Request: Find the string "this" in the data, then copy every line where it is found.

Given data:
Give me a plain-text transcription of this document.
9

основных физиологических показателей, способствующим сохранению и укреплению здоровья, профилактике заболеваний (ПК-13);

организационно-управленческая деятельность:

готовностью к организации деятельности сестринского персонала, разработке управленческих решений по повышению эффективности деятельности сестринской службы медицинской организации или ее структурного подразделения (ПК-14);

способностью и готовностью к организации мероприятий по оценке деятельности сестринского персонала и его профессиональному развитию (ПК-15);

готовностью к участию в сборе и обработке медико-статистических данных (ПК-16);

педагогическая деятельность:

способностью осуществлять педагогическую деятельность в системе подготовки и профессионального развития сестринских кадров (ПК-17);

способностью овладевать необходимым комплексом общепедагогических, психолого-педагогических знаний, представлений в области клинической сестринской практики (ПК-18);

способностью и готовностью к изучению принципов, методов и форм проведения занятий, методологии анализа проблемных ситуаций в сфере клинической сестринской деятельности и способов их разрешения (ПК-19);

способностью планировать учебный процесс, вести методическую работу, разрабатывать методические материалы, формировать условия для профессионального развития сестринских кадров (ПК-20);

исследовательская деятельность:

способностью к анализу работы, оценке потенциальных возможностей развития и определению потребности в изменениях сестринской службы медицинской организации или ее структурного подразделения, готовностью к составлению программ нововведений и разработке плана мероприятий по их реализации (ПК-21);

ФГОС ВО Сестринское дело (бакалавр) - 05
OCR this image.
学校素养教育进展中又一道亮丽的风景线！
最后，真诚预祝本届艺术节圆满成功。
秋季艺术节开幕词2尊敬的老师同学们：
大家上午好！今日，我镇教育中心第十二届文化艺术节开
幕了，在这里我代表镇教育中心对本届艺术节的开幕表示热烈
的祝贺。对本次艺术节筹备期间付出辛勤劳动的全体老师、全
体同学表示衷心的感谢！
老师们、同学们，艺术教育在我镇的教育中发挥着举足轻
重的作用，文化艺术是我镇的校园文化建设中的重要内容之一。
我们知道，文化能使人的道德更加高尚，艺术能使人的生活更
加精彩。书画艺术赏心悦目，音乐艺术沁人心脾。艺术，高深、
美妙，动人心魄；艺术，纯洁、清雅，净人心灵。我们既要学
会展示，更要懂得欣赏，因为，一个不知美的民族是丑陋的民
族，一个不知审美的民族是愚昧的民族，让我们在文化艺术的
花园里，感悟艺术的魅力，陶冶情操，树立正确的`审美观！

Output:
Give me a plain-text transcription of this document.
OCR this image.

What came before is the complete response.